§ What the exercise asks:
Transcribe the listing word for word.

§ Provided data:

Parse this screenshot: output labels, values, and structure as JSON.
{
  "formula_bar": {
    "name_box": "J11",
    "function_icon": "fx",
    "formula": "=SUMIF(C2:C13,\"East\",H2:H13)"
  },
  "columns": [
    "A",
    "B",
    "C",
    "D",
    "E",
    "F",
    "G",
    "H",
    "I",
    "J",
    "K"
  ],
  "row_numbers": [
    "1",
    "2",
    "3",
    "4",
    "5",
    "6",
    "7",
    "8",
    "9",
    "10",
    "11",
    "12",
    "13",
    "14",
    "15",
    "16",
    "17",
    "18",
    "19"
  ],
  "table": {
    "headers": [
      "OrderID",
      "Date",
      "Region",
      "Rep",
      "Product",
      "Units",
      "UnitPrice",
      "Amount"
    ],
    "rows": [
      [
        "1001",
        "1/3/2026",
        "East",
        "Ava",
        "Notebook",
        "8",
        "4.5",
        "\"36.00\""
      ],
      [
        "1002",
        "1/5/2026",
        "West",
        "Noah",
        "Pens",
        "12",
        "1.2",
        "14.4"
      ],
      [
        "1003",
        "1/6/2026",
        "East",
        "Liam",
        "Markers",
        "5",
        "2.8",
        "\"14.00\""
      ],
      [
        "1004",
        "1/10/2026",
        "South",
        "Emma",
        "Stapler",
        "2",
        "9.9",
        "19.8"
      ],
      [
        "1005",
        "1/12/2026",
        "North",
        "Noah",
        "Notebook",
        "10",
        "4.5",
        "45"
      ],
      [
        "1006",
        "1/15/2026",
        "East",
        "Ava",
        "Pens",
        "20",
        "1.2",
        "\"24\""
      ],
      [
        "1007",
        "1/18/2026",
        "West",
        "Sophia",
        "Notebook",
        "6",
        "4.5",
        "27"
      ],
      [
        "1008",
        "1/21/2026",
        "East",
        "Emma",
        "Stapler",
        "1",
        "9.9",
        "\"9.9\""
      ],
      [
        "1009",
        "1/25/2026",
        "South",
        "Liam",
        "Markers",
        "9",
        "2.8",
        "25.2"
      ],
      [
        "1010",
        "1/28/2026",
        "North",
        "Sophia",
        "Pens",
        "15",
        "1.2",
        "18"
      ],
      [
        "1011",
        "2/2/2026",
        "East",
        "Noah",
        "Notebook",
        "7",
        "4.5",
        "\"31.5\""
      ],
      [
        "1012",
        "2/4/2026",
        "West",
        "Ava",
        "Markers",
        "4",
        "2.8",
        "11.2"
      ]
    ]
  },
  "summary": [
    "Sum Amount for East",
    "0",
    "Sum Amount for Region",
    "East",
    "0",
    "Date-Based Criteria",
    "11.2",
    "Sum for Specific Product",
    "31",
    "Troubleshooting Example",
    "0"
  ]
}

§ Written answer:
Parse this screenshot: output labels, values, and structure as JSON.
{
  "formula_bar": {
    "name_box": "J11",
    "function_icon": "fx",
    "formula": "=SUMIF(C2:C13,\"East\",H2:H13)"
  },
  "columns": [
    "A",
    "B",
    "C",
    "D",
    "E",
    "F",
    "G",
    "H",
    "I",
    "J",
    "K"
  ],
  "row_numbers": [
    "1",
    "2",
    "3",
    "4",
    "5",
    "6",
    "7",
    "8",
    "9",
    "10",
    "11",
    "12",
    "13",
    "14",
    "15",
    "16",
    "17",
    "18",
    "19"
  ],
  "table": {
    "headers": [
      "OrderID",
      "Date",
      "Region",
      "Rep",
      "Product",
      "Units",
      "UnitPrice",
      "Amount"
    ],
    "rows": [
      [
        "1001",
        "1/3/2026",
        "East",
        "Ava",
        "Notebook",
        "8",
        "4.5",
        "\"36.00\""
      ],
      [
        "1002",
        "1/5/2026",
        "West",
        "Noah",
        "Pens",
        "12",
        "1.2",
        "14.4"
      ],
      [
        "1003",
        "1/6/2026",
        "East",
        "Liam",
        "Markers",
        "5",
        "2.8",
        "\"14.00\""
      ],
      [
        "1004",
        "1/10/2026",
        "South",
        "Emma",
        "Stapler",
        "2",
        "9.9",
        "19.8"
      ],
      [
        "1005",
        "1/12/2026",
        "North",
        "Noah",
        "Notebook",
        "10",
        "4.5",
        "45"
      ],
      [
        "1006",
        "1/15/2026",
        "East",
        "Ava",
        "Pens",
        "20",
        "1.2",
        "\"24\""
      ],
      [
        "1007",
        "1/18/2026",
        "West",
        "Sophia",
        "Notebook",
        "6",
        "4.5",
        "27"
      ],
      [
        "1008",
        "1/21/2026",
        "East",
        "Emma",
        "Stapler",
        "1",
        "9.9",
        "\"9.9\""
      ],
      [
        "1009",
        "1/25/2026",
        "South",
        "Liam",
        "Markers",
        "9",
        "2.8",
        "25.2"
      ],
      [
        "1010",
        "1/28/2026",
        "North",
        "Sophia",
        "Pens",
        "15",
        "1.2",
        "18"
      ],
      [
        "1011",
        "2/2/2026",
        "East",
        "Noah",
        "Notebook",
        "7",
        "4.5",
        "\"31.5\""
      ],
      [
        "1012",
        "2/4/2026",
        "West",
        "Ava",
        "Markers",
        "4",
        "2.8",
        "11.2"
      ]
    ]
  },
  "summary": [
    "Sum Amount for East",
    "0",
    "Sum Amount for Region",
    "East",
    "0",
    "Date-Based Criteria",
    "11.2",
    "Sum for Specific Product",
    "31",
    "Troubleshooting Example",
    "0"
  ]
}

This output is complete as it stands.